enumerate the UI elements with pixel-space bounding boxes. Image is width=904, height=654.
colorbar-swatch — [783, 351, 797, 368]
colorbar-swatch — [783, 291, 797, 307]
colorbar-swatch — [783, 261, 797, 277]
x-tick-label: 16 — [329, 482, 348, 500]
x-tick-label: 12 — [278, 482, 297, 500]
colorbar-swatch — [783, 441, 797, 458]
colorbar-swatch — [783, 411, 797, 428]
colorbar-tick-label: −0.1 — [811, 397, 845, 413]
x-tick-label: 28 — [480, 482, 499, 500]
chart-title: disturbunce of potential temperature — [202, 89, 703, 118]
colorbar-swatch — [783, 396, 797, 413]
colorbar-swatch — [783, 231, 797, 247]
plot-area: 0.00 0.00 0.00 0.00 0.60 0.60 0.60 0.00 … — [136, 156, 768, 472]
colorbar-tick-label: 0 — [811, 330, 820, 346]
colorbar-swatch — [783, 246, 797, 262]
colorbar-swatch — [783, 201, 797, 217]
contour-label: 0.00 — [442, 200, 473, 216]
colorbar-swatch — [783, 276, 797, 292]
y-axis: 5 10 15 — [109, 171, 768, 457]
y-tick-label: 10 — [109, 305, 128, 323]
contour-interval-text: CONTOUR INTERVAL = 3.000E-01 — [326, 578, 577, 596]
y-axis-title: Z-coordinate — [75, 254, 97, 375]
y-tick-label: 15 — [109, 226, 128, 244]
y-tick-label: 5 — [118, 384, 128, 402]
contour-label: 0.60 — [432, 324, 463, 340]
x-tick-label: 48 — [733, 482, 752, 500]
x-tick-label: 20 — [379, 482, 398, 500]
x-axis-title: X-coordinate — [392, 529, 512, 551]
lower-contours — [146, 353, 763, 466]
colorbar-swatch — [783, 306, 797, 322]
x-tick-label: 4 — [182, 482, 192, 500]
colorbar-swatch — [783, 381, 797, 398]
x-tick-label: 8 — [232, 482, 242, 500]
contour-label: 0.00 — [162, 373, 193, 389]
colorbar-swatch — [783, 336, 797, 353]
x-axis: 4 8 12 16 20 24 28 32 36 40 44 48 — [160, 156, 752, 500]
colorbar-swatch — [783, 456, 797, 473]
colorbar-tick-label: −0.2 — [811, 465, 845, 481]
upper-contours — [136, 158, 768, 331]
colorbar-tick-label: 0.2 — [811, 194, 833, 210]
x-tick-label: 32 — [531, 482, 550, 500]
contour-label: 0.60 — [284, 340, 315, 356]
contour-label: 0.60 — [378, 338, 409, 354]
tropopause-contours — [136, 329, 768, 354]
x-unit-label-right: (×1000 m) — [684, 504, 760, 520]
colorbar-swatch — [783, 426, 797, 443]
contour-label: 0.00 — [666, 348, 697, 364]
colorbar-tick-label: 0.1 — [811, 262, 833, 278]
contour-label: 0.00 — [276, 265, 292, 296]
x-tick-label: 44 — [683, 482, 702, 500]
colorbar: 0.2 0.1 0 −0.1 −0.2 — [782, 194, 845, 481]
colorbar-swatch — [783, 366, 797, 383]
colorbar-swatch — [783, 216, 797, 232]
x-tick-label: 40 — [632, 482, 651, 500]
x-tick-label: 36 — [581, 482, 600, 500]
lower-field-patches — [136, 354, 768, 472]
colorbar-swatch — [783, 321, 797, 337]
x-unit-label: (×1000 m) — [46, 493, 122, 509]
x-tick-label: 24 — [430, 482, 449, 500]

+===+

WRITTEN INSTRUCTION: Copy every line of the items above verbatim, with the same spelling, numbers, punctuation and order.

TASK RESPONSE:
enumerate the UI elements with pixel-space bounding boxes. Image is width=904, height=654.
colorbar-swatch — [783, 351, 797, 368]
colorbar-swatch — [783, 291, 797, 307]
colorbar-swatch — [783, 261, 797, 277]
x-tick-label: 16 — [329, 482, 348, 500]
x-tick-label: 12 — [278, 482, 297, 500]
colorbar-swatch — [783, 441, 797, 458]
colorbar-swatch — [783, 411, 797, 428]
colorbar-tick-label: −0.1 — [811, 397, 845, 413]
x-tick-label: 28 — [480, 482, 499, 500]
chart-title: disturbunce of potential temperature — [202, 89, 703, 118]
colorbar-swatch — [783, 396, 797, 413]
colorbar-swatch — [783, 231, 797, 247]
plot-area: 0.00 0.00 0.00 0.00 0.60 0.60 0.60 0.00 … — [136, 156, 768, 472]
colorbar-tick-label: 0 — [811, 330, 820, 346]
colorbar-swatch — [783, 246, 797, 262]
colorbar-swatch — [783, 201, 797, 217]
contour-label: 0.00 — [442, 200, 473, 216]
colorbar-swatch — [783, 276, 797, 292]
y-axis: 5 10 15 — [109, 171, 768, 457]
y-tick-label: 10 — [109, 305, 128, 323]
contour-interval-text: CONTOUR INTERVAL = 3.000E-01 — [326, 578, 577, 596]
y-axis-title: Z-coordinate — [75, 254, 97, 375]
y-tick-label: 15 — [109, 226, 128, 244]
y-tick-label: 5 — [118, 384, 128, 402]
contour-label: 0.60 — [432, 324, 463, 340]
x-tick-label: 48 — [733, 482, 752, 500]
x-tick-label: 20 — [379, 482, 398, 500]
x-axis-title: X-coordinate — [392, 529, 512, 551]
lower-contours — [146, 353, 763, 466]
colorbar-swatch — [783, 306, 797, 322]
x-tick-label: 4 — [182, 482, 192, 500]
colorbar-swatch — [783, 381, 797, 398]
x-tick-label: 8 — [232, 482, 242, 500]
contour-label: 0.00 — [162, 373, 193, 389]
colorbar-swatch — [783, 336, 797, 353]
x-axis: 4 8 12 16 20 24 28 32 36 40 44 48 — [160, 156, 752, 500]
colorbar-swatch — [783, 456, 797, 473]
colorbar-tick-label: −0.2 — [811, 465, 845, 481]
upper-contours — [136, 158, 768, 331]
colorbar-tick-label: 0.2 — [811, 194, 833, 210]
x-tick-label: 32 — [531, 482, 550, 500]
contour-label: 0.60 — [284, 340, 315, 356]
contour-label: 0.60 — [378, 338, 409, 354]
tropopause-contours — [136, 329, 768, 354]
x-unit-label-right: (×1000 m) — [684, 504, 760, 520]
colorbar-swatch — [783, 426, 797, 443]
contour-label: 0.00 — [666, 348, 697, 364]
colorbar-tick-label: 0.1 — [811, 262, 833, 278]
contour-label: 0.00 — [276, 265, 292, 296]
x-tick-label: 44 — [683, 482, 702, 500]
colorbar: 0.2 0.1 0 −0.1 −0.2 — [782, 194, 845, 481]
colorbar-swatch — [783, 366, 797, 383]
colorbar-swatch — [783, 216, 797, 232]
x-tick-label: 40 — [632, 482, 651, 500]
x-tick-label: 36 — [581, 482, 600, 500]
lower-field-patches — [136, 354, 768, 472]
colorbar-swatch — [783, 321, 797, 337]
x-unit-label: (×1000 m) — [46, 493, 122, 509]
x-tick-label: 24 — [430, 482, 449, 500]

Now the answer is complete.